_MATERIAL SHOWN:_
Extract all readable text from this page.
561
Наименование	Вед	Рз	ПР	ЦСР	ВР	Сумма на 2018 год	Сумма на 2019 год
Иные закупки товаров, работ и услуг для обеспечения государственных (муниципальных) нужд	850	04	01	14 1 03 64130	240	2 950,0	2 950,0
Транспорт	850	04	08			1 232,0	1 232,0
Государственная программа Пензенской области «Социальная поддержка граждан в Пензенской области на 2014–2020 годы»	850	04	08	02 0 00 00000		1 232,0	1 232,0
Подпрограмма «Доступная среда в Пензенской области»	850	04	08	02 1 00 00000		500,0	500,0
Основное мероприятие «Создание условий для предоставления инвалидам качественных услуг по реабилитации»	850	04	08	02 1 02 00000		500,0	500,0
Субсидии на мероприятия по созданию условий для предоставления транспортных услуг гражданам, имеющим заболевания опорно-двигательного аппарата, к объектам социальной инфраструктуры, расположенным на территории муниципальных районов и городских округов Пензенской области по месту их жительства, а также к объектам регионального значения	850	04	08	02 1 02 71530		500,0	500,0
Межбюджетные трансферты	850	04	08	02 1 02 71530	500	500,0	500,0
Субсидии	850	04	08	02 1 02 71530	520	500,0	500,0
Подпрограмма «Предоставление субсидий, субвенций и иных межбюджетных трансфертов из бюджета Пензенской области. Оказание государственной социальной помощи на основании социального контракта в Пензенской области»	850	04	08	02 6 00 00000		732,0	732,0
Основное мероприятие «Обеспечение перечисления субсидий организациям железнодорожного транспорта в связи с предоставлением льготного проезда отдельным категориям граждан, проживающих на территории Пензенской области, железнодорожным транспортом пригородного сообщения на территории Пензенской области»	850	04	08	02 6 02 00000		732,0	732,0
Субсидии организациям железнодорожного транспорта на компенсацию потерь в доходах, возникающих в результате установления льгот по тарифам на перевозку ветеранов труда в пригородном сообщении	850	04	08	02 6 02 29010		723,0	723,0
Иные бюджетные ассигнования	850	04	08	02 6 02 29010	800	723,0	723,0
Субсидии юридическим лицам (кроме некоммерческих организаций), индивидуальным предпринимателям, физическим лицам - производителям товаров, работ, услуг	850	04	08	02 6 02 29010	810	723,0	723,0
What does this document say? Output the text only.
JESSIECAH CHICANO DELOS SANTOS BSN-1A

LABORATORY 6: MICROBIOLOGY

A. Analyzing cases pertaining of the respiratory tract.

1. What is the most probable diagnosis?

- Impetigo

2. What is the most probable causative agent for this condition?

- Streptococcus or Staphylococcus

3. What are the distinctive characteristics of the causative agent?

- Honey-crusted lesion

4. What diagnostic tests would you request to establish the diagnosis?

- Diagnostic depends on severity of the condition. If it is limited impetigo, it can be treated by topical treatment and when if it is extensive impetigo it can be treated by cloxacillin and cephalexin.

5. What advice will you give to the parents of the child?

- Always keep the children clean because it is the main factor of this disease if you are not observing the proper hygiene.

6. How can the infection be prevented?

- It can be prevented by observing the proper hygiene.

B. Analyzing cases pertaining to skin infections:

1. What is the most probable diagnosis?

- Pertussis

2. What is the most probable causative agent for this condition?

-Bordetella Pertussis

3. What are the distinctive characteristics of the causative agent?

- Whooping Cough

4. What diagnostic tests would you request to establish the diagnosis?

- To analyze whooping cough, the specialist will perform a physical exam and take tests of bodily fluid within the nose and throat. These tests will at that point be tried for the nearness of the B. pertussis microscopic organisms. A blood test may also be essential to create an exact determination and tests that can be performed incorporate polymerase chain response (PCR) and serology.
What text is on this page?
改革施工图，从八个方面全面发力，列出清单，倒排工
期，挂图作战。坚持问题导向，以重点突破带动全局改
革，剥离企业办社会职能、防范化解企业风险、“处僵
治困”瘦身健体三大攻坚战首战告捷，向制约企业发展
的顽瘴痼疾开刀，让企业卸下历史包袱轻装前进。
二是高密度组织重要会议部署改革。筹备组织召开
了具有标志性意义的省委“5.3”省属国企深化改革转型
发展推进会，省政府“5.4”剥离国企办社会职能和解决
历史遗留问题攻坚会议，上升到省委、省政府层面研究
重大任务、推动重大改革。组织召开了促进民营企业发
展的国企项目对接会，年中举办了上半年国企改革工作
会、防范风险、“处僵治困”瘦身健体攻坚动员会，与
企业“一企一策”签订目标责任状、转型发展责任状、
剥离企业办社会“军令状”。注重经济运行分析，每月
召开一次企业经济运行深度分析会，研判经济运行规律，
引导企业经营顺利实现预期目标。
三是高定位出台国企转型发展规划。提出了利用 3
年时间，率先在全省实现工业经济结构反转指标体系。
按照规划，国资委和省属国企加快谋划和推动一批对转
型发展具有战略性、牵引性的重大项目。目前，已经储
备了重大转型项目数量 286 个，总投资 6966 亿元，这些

_THE EXERCISE:_
Provide all the records again, word for word.

_RESULT BELOW:_
Extract all readable text from this page.
561
Наименование	Вед	Рз	ПР	ЦСР	ВР	Сумма на 2018 год	Сумма на 2019 год
Иные закупки товаров, работ и услуг для обеспечения государственных (муниципальных) нужд	850	04	01	14 1 03 64130	240	2 950,0	2 950,0
Транспорт	850	04	08			1 232,0	1 232,0
Государственная программа Пензенской области «Социальная поддержка граждан в Пензенской области на 2014–2020 годы»	850	04	08	02 0 00 00000		1 232,0	1 232,0
Подпрограмма «Доступная среда в Пензенской области»	850	04	08	02 1 00 00000		500,0	500,0
Основное мероприятие «Создание условий для предоставления инвалидам качественных услуг по реабилитации»	850	04	08	02 1 02 00000		500,0	500,0
Субсидии на мероприятия по созданию условий для предоставления транспортных услуг гражданам, имеющим заболевания опорно-двигательного аппарата, к объектам социальной инфраструктуры, расположенным на территории муниципальных районов и городских округов Пензенской области по месту их жительства, а также к объектам регионального значения	850	04	08	02 1 02 71530		500,0	500,0
Межбюджетные трансферты	850	04	08	02 1 02 71530	500	500,0	500,0
Субсидии	850	04	08	02 1 02 71530	520	500,0	500,0
Подпрограмма «Предоставление субсидий, субвенций и иных межбюджетных трансфертов из бюджета Пензенской области. Оказание государственной социальной помощи на основании социального контракта в Пензенской области»	850	04	08	02 6 00 00000		732,0	732,0
Основное мероприятие «Обеспечение перечисления субсидий организациям железнодорожного транспорта в связи с предоставлением льготного проезда отдельным категориям граждан, проживающих на территории Пензенской области, железнодорожным транспортом пригородного сообщения на территории Пензенской области»	850	04	08	02 6 02 00000		732,0	732,0
Субсидии организациям железнодорожного транспорта на компенсацию потерь в доходах, возникающих в результате установления льгот по тарифам на перевозку ветеранов труда в пригородном сообщении	850	04	08	02 6 02 29010		723,0	723,0
Иные бюджетные ассигнования	850	04	08	02 6 02 29010	800	723,0	723,0
Субсидии юридическим лицам (кроме некоммерческих организаций), индивидуальным предпринимателям, физическим лицам - производителям товаров, работ, услуг	850	04	08	02 6 02 29010	810	723,0	723,0
What does this document say? Output the text only.
JESSIECAH CHICANO DELOS SANTOS BSN-1A

LABORATORY 6: MICROBIOLOGY

A. Analyzing cases pertaining of the respiratory tract.

1. What is the most probable diagnosis?

- Impetigo

2. What is the most probable causative agent for this condition?

- Streptococcus or Staphylococcus

3. What are the distinctive characteristics of the causative agent?

- Honey-crusted lesion

4. What diagnostic tests would you request to establish the diagnosis?

- Diagnostic depends on severity of the condition. If it is limited impetigo, it can be treated by topical treatment and when if it is extensive impetigo it can be treated by cloxacillin and cephalexin.

5. What advice will you give to the parents of the child?

- Always keep the children clean because it is the main factor of this disease if you are not observing the proper hygiene.

6. How can the infection be prevented?

- It can be prevented by observing the proper hygiene.

B. Analyzing cases pertaining to skin infections:

1. What is the most probable diagnosis?

- Pertussis

2. What is the most probable causative agent for this condition?

-Bordetella Pertussis

3. What are the distinctive characteristics of the causative agent?

- Whooping Cough

4. What diagnostic tests would you request to establish the diagnosis?

- To analyze whooping cough, the specialist will perform a physical exam and take tests of bodily fluid within the nose and throat. These tests will at that point be tried for the nearness of the B. pertussis microscopic organisms. A blood test may also be essential to create an exact determination and tests that can be performed incorporate polymerase chain response (PCR) and serology.
What text is on this page?
改革施工图，从八个方面全面发力，列出清单，倒排工
期，挂图作战。坚持问题导向，以重点突破带动全局改
革，剥离企业办社会职能、防范化解企业风险、“处僵
治困”瘦身健体三大攻坚战首战告捷，向制约企业发展
的顽瘴痼疾开刀，让企业卸下历史包袱轻装前进。
二是高密度组织重要会议部署改革。筹备组织召开
了具有标志性意义的省委“5.3”省属国企深化改革转型
发展推进会，省政府“5.4”剥离国企办社会职能和解决
历史遗留问题攻坚会议，上升到省委、省政府层面研究
重大任务、推动重大改革。组织召开了促进民营企业发
展的国企项目对接会，年中举办了上半年国企改革工作
会、防范风险、“处僵治困”瘦身健体攻坚动员会，与
企业“一企一策”签订目标责任状、转型发展责任状、
剥离企业办社会“军令状”。注重经济运行分析，每月
召开一次企业经济运行深度分析会，研判经济运行规律，
引导企业经营顺利实现预期目标。
三是高定位出台国企转型发展规划。提出了利用 3
年时间，率先在全省实现工业经济结构反转指标体系。
按照规划，国资委和省属国企加快谋划和推动一批对转
型发展具有战略性、牵引性的重大项目。目前，已经储
备了重大转型项目数量 286 个，总投资 6966 亿元，这些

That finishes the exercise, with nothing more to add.